Without the pictures, return all of the material exactly as written.

┄┄┄┄┄┄┄┄┄┄┄┄┄┄┄┄┄┄┄┄

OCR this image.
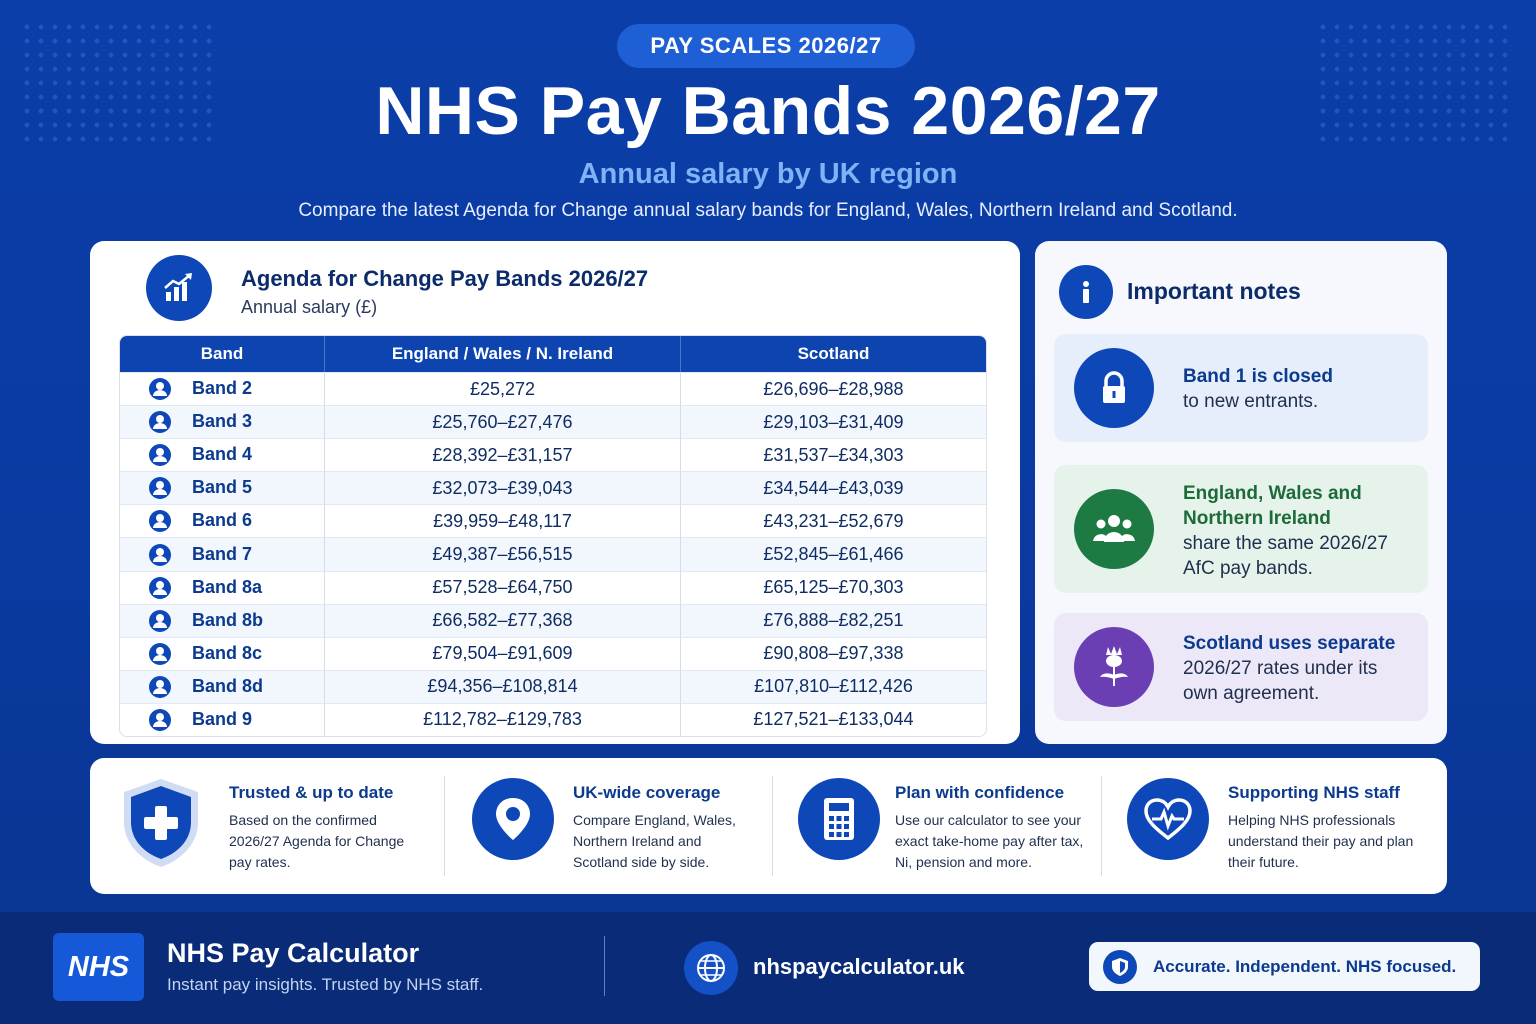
PAY SCALES 2026/27
NHS Pay Bands 2026/27
Annual salary by UK region
Compare the latest Agenda for Change annual salary bands for England, Wales, Northern Ireland and Scotland.
Agenda for Change Pay Bands 2026/27
Annual salary (£)
Band	England / Wales / N. Ireland	Scotland
Band 2	£25,272	£26,696–£28,988
Band 3	£25,760–£27,476	£29,103–£31,409
Band 4	£28,392–£31,157	£31,537–£34,303
Band 5	£32,073–£39,043	£34,544–£43,039
Band 6	£39,959–£48,117	£43,231–£52,679
Band 7	£49,387–£56,515	£52,845–£61,466
Band 8a	£57,528–£64,750	£65,125–£70,303
Band 8b	£66,582–£77,368	£76,888–£82,251
Band 8c	£79,504–£91,609	£90,808–£97,338
Band 8d	£94,356–£108,814	£107,810–£112,426
Band 9	£112,782–£129,783	£127,521–£133,044
Important notes
Band 1 is closed
to new entrants.
England, Wales and Northern Ireland
share the same 2026/27 AfC pay bands.
Scotland uses separate
2026/27 rates under its own agreement.
Trusted & up to date
Based on the confirmed 2026/27 Agenda for Change pay rates.
UK-wide coverage
Compare England, Wales, Northern Ireland and Scotland side by side.
Plan with confidence
Use our calculator to see your exact take-home pay after tax, Ni, pension and more.
Supporting NHS staff
Helping NHS professionals understand their pay and plan their future.
NHS	NHS Pay Calculator
Instant pay insights. Trusted by NHS staff.
nhspaycalculator.uk	Accurate. Independent. NHS focused.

┄┄┄┄┄┄┄┄┄┄┄┄┄┄┄┄┄┄┄┄

* **Final result**:
OCR this image.
PAY SCALES 2026/27
NHS Pay Bands 2026/27
Annual salary by UK region
Compare the latest Agenda for Change annual salary bands for England, Wales, Northern Ireland and Scotland.
Agenda for Change Pay Bands 2026/27
Annual salary (£)
Band	England / Wales / N. Ireland	Scotland
Band 2	£25,272	£26,696–£28,988
Band 3	£25,760–£27,476	£29,103–£31,409
Band 4	£28,392–£31,157	£31,537–£34,303
Band 5	£32,073–£39,043	£34,544–£43,039
Band 6	£39,959–£48,117	£43,231–£52,679
Band 7	£49,387–£56,515	£52,845–£61,466
Band 8a	£57,528–£64,750	£65,125–£70,303
Band 8b	£66,582–£77,368	£76,888–£82,251
Band 8c	£79,504–£91,609	£90,808–£97,338
Band 8d	£94,356–£108,814	£107,810–£112,426
Band 9	£112,782–£129,783	£127,521–£133,044
Important notes
Band 1 is closed
to new entrants.
England, Wales and Northern Ireland
share the same 2026/27 AfC pay bands.
Scotland uses separate
2026/27 rates under its own agreement.
Trusted & up to date
Based on the confirmed 2026/27 Agenda for Change pay rates.
UK-wide coverage
Compare England, Wales, Northern Ireland and Scotland side by side.
Plan with confidence
Use our calculator to see your exact take-home pay after tax, Ni, pension and more.
Supporting NHS staff
Helping NHS professionals understand their pay and plan their future.
NHS	NHS Pay Calculator
Instant pay insights. Trusted by NHS staff.
nhspaycalculator.uk	Accurate. Independent. NHS focused.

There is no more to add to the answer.